REQUIREMENTS >> Write out the material below again, unchanged.

RECORDED DATA >>
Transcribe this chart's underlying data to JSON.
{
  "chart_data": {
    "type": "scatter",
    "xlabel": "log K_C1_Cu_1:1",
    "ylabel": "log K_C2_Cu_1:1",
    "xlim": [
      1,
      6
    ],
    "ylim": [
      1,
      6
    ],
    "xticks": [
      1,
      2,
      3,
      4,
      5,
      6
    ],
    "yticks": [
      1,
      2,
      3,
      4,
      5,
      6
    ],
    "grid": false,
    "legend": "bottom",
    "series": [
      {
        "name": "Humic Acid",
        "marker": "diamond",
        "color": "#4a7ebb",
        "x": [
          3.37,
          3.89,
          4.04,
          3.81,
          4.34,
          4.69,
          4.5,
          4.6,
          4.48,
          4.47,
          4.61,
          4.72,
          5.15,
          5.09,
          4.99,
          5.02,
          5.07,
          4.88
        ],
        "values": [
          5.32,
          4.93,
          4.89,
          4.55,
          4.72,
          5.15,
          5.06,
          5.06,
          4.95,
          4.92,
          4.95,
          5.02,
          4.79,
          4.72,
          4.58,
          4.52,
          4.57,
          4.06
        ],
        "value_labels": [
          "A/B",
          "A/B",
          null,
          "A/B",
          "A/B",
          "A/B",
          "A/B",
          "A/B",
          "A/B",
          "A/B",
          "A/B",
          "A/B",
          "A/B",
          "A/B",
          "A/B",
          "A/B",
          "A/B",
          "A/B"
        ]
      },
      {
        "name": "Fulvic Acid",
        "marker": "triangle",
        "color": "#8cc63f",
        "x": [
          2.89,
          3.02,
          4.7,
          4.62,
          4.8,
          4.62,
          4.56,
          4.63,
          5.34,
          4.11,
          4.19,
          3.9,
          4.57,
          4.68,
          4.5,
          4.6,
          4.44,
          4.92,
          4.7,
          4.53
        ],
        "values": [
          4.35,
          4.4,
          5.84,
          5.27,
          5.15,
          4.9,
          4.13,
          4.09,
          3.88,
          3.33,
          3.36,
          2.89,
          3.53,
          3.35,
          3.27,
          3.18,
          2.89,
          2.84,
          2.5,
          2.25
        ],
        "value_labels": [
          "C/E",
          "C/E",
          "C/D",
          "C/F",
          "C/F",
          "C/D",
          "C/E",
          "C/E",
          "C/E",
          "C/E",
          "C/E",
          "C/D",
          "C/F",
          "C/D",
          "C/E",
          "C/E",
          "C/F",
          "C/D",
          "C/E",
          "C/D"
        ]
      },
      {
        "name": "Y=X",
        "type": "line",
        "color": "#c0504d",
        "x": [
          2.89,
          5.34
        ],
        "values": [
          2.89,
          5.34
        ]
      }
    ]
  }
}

OUTPUT BELOW >>
Transcribe this chart's underlying data to JSON.
{
  "chart_data": {
    "type": "scatter",
    "xlabel": "log K_C1_Cu_1:1",
    "ylabel": "log K_C2_Cu_1:1",
    "xlim": [
      1,
      6
    ],
    "ylim": [
      1,
      6
    ],
    "xticks": [
      1,
      2,
      3,
      4,
      5,
      6
    ],
    "yticks": [
      1,
      2,
      3,
      4,
      5,
      6
    ],
    "grid": false,
    "legend": "bottom",
    "series": [
      {
        "name": "Humic Acid",
        "marker": "diamond",
        "color": "#4a7ebb",
        "x": [
          3.37,
          3.89,
          4.04,
          3.81,
          4.34,
          4.69,
          4.5,
          4.6,
          4.48,
          4.47,
          4.61,
          4.72,
          5.15,
          5.09,
          4.99,
          5.02,
          5.07,
          4.88
        ],
        "values": [
          5.32,
          4.93,
          4.89,
          4.55,
          4.72,
          5.15,
          5.06,
          5.06,
          4.95,
          4.92,
          4.95,
          5.02,
          4.79,
          4.72,
          4.58,
          4.52,
          4.57,
          4.06
        ],
        "value_labels": [
          "A/B",
          "A/B",
          null,
          "A/B",
          "A/B",
          "A/B",
          "A/B",
          "A/B",
          "A/B",
          "A/B",
          "A/B",
          "A/B",
          "A/B",
          "A/B",
          "A/B",
          "A/B",
          "A/B",
          "A/B"
        ]
      },
      {
        "name": "Fulvic Acid",
        "marker": "triangle",
        "color": "#8cc63f",
        "x": [
          2.89,
          3.02,
          4.7,
          4.62,
          4.8,
          4.62,
          4.56,
          4.63,
          5.34,
          4.11,
          4.19,
          3.9,
          4.57,
          4.68,
          4.5,
          4.6,
          4.44,
          4.92,
          4.7,
          4.53
        ],
        "values": [
          4.35,
          4.4,
          5.84,
          5.27,
          5.15,
          4.9,
          4.13,
          4.09,
          3.88,
          3.33,
          3.36,
          2.89,
          3.53,
          3.35,
          3.27,
          3.18,
          2.89,
          2.84,
          2.5,
          2.25
        ],
        "value_labels": [
          "C/E",
          "C/E",
          "C/D",
          "C/F",
          "C/F",
          "C/D",
          "C/E",
          "C/E",
          "C/E",
          "C/E",
          "C/E",
          "C/D",
          "C/F",
          "C/D",
          "C/E",
          "C/E",
          "C/F",
          "C/D",
          "C/E",
          "C/D"
        ]
      },
      {
        "name": "Y=X",
        "type": "line",
        "color": "#c0504d",
        "x": [
          2.89,
          5.34
        ],
        "values": [
          2.89,
          5.34
        ]
      }
    ]
  }
}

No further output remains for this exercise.